**Record set**

※

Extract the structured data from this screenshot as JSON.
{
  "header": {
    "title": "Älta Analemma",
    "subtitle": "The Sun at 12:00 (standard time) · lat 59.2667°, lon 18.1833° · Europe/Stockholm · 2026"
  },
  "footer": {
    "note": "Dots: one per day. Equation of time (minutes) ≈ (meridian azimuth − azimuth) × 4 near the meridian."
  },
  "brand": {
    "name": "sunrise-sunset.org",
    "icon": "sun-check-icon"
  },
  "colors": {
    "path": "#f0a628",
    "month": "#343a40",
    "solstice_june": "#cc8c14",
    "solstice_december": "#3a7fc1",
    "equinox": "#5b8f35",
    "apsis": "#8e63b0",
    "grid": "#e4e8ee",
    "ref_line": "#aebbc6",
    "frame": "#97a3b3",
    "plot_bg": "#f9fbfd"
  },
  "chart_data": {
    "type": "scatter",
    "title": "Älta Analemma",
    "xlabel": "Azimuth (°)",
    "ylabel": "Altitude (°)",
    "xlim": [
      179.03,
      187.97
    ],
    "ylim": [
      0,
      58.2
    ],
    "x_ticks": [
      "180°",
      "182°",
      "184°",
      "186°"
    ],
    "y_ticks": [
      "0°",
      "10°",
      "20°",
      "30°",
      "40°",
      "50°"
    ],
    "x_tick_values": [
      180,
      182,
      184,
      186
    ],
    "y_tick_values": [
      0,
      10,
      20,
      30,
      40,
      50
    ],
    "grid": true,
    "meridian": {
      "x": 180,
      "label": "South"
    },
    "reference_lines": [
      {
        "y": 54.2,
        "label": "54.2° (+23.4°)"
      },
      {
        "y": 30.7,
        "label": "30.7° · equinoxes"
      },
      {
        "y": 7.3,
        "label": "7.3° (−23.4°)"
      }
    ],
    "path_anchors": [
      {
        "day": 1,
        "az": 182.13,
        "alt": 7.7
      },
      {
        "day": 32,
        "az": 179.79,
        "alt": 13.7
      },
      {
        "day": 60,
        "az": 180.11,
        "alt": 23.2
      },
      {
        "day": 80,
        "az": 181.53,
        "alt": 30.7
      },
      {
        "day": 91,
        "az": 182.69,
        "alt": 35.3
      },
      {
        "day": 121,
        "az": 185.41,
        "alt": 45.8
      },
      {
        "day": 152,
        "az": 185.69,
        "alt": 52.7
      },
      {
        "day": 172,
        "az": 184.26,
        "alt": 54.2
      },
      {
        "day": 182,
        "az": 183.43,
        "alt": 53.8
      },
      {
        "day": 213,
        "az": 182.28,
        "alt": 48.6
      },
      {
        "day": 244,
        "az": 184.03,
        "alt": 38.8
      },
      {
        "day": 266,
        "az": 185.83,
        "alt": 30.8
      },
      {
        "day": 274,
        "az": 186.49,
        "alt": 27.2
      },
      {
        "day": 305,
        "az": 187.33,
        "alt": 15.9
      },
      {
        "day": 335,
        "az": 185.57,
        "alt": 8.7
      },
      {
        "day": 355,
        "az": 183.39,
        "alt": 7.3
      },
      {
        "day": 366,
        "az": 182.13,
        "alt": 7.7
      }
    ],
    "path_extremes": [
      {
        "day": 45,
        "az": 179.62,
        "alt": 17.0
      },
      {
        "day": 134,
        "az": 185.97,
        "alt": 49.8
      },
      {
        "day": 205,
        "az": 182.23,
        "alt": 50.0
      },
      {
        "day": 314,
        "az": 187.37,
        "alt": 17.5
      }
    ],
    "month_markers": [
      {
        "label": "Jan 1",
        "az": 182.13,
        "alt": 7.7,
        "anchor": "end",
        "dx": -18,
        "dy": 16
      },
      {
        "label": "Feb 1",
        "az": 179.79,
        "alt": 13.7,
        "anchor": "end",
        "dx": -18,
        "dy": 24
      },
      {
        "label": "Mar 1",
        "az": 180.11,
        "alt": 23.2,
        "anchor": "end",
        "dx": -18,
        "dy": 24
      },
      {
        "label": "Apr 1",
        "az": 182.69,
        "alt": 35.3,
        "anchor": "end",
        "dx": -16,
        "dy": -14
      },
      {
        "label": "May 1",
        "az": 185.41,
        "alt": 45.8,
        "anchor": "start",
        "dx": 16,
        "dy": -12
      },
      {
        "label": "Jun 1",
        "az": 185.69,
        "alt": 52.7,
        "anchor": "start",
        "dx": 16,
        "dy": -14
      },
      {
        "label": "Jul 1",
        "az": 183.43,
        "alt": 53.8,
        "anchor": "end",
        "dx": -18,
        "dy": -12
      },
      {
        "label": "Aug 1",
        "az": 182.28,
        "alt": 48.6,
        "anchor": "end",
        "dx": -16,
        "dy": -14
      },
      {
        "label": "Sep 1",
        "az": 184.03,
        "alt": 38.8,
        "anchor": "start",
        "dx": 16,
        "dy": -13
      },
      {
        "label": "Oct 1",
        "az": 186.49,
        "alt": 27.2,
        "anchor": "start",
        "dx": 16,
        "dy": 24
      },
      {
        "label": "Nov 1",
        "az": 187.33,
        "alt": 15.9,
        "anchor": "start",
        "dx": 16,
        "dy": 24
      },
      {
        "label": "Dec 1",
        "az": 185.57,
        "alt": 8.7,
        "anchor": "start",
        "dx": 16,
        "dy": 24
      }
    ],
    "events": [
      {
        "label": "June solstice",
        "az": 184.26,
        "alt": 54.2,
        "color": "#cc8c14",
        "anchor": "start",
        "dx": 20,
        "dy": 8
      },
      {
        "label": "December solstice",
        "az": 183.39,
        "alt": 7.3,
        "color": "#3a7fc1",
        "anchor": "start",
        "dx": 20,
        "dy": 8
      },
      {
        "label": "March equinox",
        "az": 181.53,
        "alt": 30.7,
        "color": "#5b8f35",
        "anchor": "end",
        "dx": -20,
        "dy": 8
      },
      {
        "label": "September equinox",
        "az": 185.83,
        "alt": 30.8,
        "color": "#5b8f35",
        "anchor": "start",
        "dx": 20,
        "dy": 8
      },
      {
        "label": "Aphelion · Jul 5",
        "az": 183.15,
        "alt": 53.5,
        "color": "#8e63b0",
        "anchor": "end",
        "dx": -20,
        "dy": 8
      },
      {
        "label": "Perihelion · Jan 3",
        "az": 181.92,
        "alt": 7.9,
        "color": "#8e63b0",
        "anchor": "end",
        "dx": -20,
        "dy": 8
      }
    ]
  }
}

※

**Your goal**
Output the records above in their entirety, exactly.

**Result for this exercise**
Extract the structured data from this screenshot as JSON.
{
  "header": {
    "title": "Älta Analemma",
    "subtitle": "The Sun at 12:00 (standard time) · lat 59.2667°, lon 18.1833° · Europe/Stockholm · 2026"
  },
  "footer": {
    "note": "Dots: one per day. Equation of time (minutes) ≈ (meridian azimuth − azimuth) × 4 near the meridian."
  },
  "brand": {
    "name": "sunrise-sunset.org",
    "icon": "sun-check-icon"
  },
  "colors": {
    "path": "#f0a628",
    "month": "#343a40",
    "solstice_june": "#cc8c14",
    "solstice_december": "#3a7fc1",
    "equinox": "#5b8f35",
    "apsis": "#8e63b0",
    "grid": "#e4e8ee",
    "ref_line": "#aebbc6",
    "frame": "#97a3b3",
    "plot_bg": "#f9fbfd"
  },
  "chart_data": {
    "type": "scatter",
    "title": "Älta Analemma",
    "xlabel": "Azimuth (°)",
    "ylabel": "Altitude (°)",
    "xlim": [
      179.03,
      187.97
    ],
    "ylim": [
      0,
      58.2
    ],
    "x_ticks": [
      "180°",
      "182°",
      "184°",
      "186°"
    ],
    "y_ticks": [
      "0°",
      "10°",
      "20°",
      "30°",
      "40°",
      "50°"
    ],
    "x_tick_values": [
      180,
      182,
      184,
      186
    ],
    "y_tick_values": [
      0,
      10,
      20,
      30,
      40,
      50
    ],
    "grid": true,
    "meridian": {
      "x": 180,
      "label": "South"
    },
    "reference_lines": [
      {
        "y": 54.2,
        "label": "54.2° (+23.4°)"
      },
      {
        "y": 30.7,
        "label": "30.7° · equinoxes"
      },
      {
        "y": 7.3,
        "label": "7.3° (−23.4°)"
      }
    ],
    "path_anchors": [
      {
        "day": 1,
        "az": 182.13,
        "alt": 7.7
      },
      {
        "day": 32,
        "az": 179.79,
        "alt": 13.7
      },
      {
        "day": 60,
        "az": 180.11,
        "alt": 23.2
      },
      {
        "day": 80,
        "az": 181.53,
        "alt": 30.7
      },
      {
        "day": 91,
        "az": 182.69,
        "alt": 35.3
      },
      {
        "day": 121,
        "az": 185.41,
        "alt": 45.8
      },
      {
        "day": 152,
        "az": 185.69,
        "alt": 52.7
      },
      {
        "day": 172,
        "az": 184.26,
        "alt": 54.2
      },
      {
        "day": 182,
        "az": 183.43,
        "alt": 53.8
      },
      {
        "day": 213,
        "az": 182.28,
        "alt": 48.6
      },
      {
        "day": 244,
        "az": 184.03,
        "alt": 38.8
      },
      {
        "day": 266,
        "az": 185.83,
        "alt": 30.8
      },
      {
        "day": 274,
        "az": 186.49,
        "alt": 27.2
      },
      {
        "day": 305,
        "az": 187.33,
        "alt": 15.9
      },
      {
        "day": 335,
        "az": 185.57,
        "alt": 8.7
      },
      {
        "day": 355,
        "az": 183.39,
        "alt": 7.3
      },
      {
        "day": 366,
        "az": 182.13,
        "alt": 7.7
      }
    ],
    "path_extremes": [
      {
        "day": 45,
        "az": 179.62,
        "alt": 17.0
      },
      {
        "day": 134,
        "az": 185.97,
        "alt": 49.8
      },
      {
        "day": 205,
        "az": 182.23,
        "alt": 50.0
      },
      {
        "day": 314,
        "az": 187.37,
        "alt": 17.5
      }
    ],
    "month_markers": [
      {
        "label": "Jan 1",
        "az": 182.13,
        "alt": 7.7,
        "anchor": "end",
        "dx": -18,
        "dy": 16
      },
      {
        "label": "Feb 1",
        "az": 179.79,
        "alt": 13.7,
        "anchor": "end",
        "dx": -18,
        "dy": 24
      },
      {
        "label": "Mar 1",
        "az": 180.11,
        "alt": 23.2,
        "anchor": "end",
        "dx": -18,
        "dy": 24
      },
      {
        "label": "Apr 1",
        "az": 182.69,
        "alt": 35.3,
        "anchor": "end",
        "dx": -16,
        "dy": -14
      },
      {
        "label": "May 1",
        "az": 185.41,
        "alt": 45.8,
        "anchor": "start",
        "dx": 16,
        "dy": -12
      },
      {
        "label": "Jun 1",
        "az": 185.69,
        "alt": 52.7,
        "anchor": "start",
        "dx": 16,
        "dy": -14
      },
      {
        "label": "Jul 1",
        "az": 183.43,
        "alt": 53.8,
        "anchor": "end",
        "dx": -18,
        "dy": -12
      },
      {
        "label": "Aug 1",
        "az": 182.28,
        "alt": 48.6,
        "anchor": "end",
        "dx": -16,
        "dy": -14
      },
      {
        "label": "Sep 1",
        "az": 184.03,
        "alt": 38.8,
        "anchor": "start",
        "dx": 16,
        "dy": -13
      },
      {
        "label": "Oct 1",
        "az": 186.49,
        "alt": 27.2,
        "anchor": "start",
        "dx": 16,
        "dy": 24
      },
      {
        "label": "Nov 1",
        "az": 187.33,
        "alt": 15.9,
        "anchor": "start",
        "dx": 16,
        "dy": 24
      },
      {
        "label": "Dec 1",
        "az": 185.57,
        "alt": 8.7,
        "anchor": "start",
        "dx": 16,
        "dy": 24
      }
    ],
    "events": [
      {
        "label": "June solstice",
        "az": 184.26,
        "alt": 54.2,
        "color": "#cc8c14",
        "anchor": "start",
        "dx": 20,
        "dy": 8
      },
      {
        "label": "December solstice",
        "az": 183.39,
        "alt": 7.3,
        "color": "#3a7fc1",
        "anchor": "start",
        "dx": 20,
        "dy": 8
      },
      {
        "label": "March equinox",
        "az": 181.53,
        "alt": 30.7,
        "color": "#5b8f35",
        "anchor": "end",
        "dx": -20,
        "dy": 8
      },
      {
        "label": "September equinox",
        "az": 185.83,
        "alt": 30.8,
        "color": "#5b8f35",
        "anchor": "start",
        "dx": 20,
        "dy": 8
      },
      {
        "label": "Aphelion · Jul 5",
        "az": 183.15,
        "alt": 53.5,
        "color": "#8e63b0",
        "anchor": "end",
        "dx": -20,
        "dy": 8
      },
      {
        "label": "Perihelion · Jan 3",
        "az": 181.92,
        "alt": 7.9,
        "color": "#8e63b0",
        "anchor": "end",
        "dx": -20,
        "dy": 8
      }
    ]
  }
}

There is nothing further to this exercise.